▶ _TASK BRIEF_: Scan the material below for the string "Parental", and copy every line where it shows up.

▶ _Items from a dataset_:
— Begin —

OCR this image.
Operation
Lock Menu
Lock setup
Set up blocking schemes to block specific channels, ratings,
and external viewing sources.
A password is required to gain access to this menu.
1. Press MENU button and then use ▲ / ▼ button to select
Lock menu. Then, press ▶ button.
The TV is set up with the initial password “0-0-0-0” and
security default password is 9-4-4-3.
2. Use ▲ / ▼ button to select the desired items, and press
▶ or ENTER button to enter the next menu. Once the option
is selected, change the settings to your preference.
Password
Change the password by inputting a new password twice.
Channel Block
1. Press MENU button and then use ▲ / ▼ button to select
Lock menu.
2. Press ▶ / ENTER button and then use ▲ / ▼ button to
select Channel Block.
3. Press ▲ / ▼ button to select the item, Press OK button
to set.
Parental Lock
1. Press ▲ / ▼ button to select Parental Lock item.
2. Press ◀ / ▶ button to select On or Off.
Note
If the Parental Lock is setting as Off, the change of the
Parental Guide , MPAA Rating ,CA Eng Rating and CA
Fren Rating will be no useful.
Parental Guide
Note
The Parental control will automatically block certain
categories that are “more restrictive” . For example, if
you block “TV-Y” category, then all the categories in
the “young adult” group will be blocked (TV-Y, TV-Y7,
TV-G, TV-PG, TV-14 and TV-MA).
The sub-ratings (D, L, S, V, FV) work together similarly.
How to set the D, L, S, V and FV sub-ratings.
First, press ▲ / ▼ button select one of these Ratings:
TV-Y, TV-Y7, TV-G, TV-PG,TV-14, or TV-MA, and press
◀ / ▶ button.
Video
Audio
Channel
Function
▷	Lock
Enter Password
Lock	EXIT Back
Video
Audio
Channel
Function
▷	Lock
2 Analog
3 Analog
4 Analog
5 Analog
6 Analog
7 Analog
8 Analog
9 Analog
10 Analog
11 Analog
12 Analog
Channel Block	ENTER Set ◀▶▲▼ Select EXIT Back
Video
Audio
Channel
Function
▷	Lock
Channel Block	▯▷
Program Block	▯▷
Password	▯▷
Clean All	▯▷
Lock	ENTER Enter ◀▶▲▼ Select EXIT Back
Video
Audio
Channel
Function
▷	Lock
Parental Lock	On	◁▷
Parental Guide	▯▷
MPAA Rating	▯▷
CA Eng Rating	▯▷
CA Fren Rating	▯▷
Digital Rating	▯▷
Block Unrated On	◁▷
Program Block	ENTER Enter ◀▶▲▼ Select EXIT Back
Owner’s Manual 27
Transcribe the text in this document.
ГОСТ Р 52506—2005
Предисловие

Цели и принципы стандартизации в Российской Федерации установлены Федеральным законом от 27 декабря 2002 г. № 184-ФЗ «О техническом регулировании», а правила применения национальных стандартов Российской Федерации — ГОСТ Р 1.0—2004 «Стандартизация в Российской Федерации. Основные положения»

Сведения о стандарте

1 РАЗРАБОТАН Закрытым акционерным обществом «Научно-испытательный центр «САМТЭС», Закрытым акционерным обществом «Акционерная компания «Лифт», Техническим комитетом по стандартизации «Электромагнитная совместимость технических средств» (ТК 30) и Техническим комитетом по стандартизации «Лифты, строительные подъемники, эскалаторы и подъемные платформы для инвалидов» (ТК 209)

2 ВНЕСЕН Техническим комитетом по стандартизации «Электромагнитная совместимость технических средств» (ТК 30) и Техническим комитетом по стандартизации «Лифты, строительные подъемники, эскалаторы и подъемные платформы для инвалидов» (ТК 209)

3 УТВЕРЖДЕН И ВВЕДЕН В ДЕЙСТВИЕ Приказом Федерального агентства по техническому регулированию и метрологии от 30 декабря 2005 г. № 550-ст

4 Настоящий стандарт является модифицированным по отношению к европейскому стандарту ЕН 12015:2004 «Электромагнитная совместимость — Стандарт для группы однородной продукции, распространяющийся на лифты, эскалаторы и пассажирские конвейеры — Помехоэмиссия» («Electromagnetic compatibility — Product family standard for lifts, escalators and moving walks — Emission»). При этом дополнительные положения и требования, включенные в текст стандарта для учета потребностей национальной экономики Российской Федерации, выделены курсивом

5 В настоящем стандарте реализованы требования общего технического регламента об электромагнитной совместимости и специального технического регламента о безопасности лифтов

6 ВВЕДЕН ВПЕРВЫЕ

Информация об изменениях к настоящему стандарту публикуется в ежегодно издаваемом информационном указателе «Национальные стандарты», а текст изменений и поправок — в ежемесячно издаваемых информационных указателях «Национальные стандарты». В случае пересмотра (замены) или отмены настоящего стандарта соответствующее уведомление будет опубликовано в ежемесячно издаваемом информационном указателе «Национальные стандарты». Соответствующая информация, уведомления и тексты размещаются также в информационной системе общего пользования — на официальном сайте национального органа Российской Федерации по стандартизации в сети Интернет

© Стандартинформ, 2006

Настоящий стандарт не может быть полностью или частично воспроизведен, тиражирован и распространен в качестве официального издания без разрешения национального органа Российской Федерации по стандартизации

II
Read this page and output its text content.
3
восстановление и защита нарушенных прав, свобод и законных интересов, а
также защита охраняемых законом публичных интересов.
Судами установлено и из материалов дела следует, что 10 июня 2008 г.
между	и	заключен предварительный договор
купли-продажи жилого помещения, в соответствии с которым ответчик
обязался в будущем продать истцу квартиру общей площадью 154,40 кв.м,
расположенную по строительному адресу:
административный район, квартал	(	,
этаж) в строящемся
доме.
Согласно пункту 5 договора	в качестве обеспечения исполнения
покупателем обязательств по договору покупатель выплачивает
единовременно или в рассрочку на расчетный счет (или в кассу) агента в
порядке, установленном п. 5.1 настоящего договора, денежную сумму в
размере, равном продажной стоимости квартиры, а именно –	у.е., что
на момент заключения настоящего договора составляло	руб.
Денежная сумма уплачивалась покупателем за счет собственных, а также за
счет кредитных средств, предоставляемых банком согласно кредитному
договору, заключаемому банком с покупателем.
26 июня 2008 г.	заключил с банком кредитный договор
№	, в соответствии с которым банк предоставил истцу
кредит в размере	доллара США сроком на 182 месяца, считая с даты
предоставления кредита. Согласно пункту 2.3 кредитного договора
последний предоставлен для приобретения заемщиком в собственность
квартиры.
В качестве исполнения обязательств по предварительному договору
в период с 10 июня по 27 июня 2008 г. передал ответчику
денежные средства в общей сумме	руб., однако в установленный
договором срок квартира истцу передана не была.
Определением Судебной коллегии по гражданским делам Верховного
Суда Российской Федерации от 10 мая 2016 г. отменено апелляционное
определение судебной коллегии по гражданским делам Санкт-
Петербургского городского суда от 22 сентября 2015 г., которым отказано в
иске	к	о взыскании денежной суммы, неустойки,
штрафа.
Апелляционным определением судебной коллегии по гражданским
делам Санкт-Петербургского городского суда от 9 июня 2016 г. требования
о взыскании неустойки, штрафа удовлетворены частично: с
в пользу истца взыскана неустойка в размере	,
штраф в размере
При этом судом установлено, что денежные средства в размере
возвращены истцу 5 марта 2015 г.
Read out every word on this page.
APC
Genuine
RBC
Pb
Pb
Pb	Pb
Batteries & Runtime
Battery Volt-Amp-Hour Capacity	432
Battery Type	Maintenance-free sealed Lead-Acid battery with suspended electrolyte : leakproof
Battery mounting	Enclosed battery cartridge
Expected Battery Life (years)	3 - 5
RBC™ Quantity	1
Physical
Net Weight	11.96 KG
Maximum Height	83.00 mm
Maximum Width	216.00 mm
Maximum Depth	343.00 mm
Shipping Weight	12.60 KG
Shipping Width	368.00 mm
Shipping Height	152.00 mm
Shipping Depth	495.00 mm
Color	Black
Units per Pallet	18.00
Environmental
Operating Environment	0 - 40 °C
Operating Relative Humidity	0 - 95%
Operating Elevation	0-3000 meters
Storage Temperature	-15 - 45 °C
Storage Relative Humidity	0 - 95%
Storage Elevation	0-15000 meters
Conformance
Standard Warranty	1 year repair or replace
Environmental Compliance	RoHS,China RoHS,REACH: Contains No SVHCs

— End —

▶ _REPLY TO THE TASK_:
Parental Lock
1. Press ▲ / ▼ button to select Parental Lock item.
If the Parental Lock is setting as Off, the change of the
Parental Guide , MPAA Rating ,CA Eng Rating and CA
Parental Guide
The Parental control will automatically block certain
Parental Lock	On	◁▷
Parental Guide	▯▷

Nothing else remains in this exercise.